__What to produce__. Extract the listing below in full, unchanged.

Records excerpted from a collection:
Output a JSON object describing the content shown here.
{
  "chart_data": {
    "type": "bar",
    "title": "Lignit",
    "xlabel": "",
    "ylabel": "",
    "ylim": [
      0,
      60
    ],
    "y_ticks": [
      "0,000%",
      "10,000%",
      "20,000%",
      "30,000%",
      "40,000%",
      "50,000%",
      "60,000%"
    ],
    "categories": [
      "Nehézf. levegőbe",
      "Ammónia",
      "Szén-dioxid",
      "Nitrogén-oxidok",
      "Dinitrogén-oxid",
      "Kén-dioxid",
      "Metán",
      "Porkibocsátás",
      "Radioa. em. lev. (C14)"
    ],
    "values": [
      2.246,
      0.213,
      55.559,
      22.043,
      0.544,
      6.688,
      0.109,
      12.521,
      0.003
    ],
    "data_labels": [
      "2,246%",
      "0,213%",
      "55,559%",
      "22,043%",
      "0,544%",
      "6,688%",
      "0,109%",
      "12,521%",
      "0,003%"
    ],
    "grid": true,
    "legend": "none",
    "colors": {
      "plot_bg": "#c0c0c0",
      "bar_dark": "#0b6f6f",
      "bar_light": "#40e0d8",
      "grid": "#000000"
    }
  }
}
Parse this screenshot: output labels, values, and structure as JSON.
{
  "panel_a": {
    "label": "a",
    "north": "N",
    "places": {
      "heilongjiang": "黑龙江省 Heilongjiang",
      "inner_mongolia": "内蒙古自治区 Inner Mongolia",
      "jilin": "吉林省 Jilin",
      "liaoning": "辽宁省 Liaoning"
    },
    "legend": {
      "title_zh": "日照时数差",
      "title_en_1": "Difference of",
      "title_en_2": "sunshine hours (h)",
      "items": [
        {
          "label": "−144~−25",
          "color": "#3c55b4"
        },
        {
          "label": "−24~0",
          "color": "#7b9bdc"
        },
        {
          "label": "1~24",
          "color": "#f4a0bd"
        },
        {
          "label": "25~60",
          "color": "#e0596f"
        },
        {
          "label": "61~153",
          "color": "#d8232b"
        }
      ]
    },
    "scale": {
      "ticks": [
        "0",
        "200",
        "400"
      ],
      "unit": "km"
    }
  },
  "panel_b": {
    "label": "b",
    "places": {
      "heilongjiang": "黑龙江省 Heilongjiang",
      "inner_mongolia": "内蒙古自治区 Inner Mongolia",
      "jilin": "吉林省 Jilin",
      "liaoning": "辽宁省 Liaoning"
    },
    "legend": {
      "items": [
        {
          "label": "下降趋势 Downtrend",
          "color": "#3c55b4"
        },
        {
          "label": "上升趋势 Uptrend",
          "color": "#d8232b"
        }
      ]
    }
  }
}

__Task output__.
Output a JSON object describing the content shown here.
{
  "chart_data": {
    "type": "bar",
    "title": "Lignit",
    "xlabel": "",
    "ylabel": "",
    "ylim": [
      0,
      60
    ],
    "y_ticks": [
      "0,000%",
      "10,000%",
      "20,000%",
      "30,000%",
      "40,000%",
      "50,000%",
      "60,000%"
    ],
    "categories": [
      "Nehézf. levegőbe",
      "Ammónia",
      "Szén-dioxid",
      "Nitrogén-oxidok",
      "Dinitrogén-oxid",
      "Kén-dioxid",
      "Metán",
      "Porkibocsátás",
      "Radioa. em. lev. (C14)"
    ],
    "values": [
      2.246,
      0.213,
      55.559,
      22.043,
      0.544,
      6.688,
      0.109,
      12.521,
      0.003
    ],
    "data_labels": [
      "2,246%",
      "0,213%",
      "55,559%",
      "22,043%",
      "0,544%",
      "6,688%",
      "0,109%",
      "12,521%",
      "0,003%"
    ],
    "grid": true,
    "legend": "none",
    "colors": {
      "plot_bg": "#c0c0c0",
      "bar_dark": "#0b6f6f",
      "bar_light": "#40e0d8",
      "grid": "#000000"
    }
  }
}
Parse this screenshot: output labels, values, and structure as JSON.
{
  "panel_a": {
    "label": "a",
    "north": "N",
    "places": {
      "heilongjiang": "黑龙江省 Heilongjiang",
      "inner_mongolia": "内蒙古自治区 Inner Mongolia",
      "jilin": "吉林省 Jilin",
      "liaoning": "辽宁省 Liaoning"
    },
    "legend": {
      "title_zh": "日照时数差",
      "title_en_1": "Difference of",
      "title_en_2": "sunshine hours (h)",
      "items": [
        {
          "label": "−144~−25",
          "color": "#3c55b4"
        },
        {
          "label": "−24~0",
          "color": "#7b9bdc"
        },
        {
          "label": "1~24",
          "color": "#f4a0bd"
        },
        {
          "label": "25~60",
          "color": "#e0596f"
        },
        {
          "label": "61~153",
          "color": "#d8232b"
        }
      ]
    },
    "scale": {
      "ticks": [
        "0",
        "200",
        "400"
      ],
      "unit": "km"
    }
  },
  "panel_b": {
    "label": "b",
    "places": {
      "heilongjiang": "黑龙江省 Heilongjiang",
      "inner_mongolia": "内蒙古自治区 Inner Mongolia",
      "jilin": "吉林省 Jilin",
      "liaoning": "辽宁省 Liaoning"
    },
    "legend": {
      "items": [
        {
          "label": "下降趋势 Downtrend",
          "color": "#3c55b4"
        },
        {
          "label": "上升趋势 Uptrend",
          "color": "#d8232b"
        }
      ]
    }
  }
}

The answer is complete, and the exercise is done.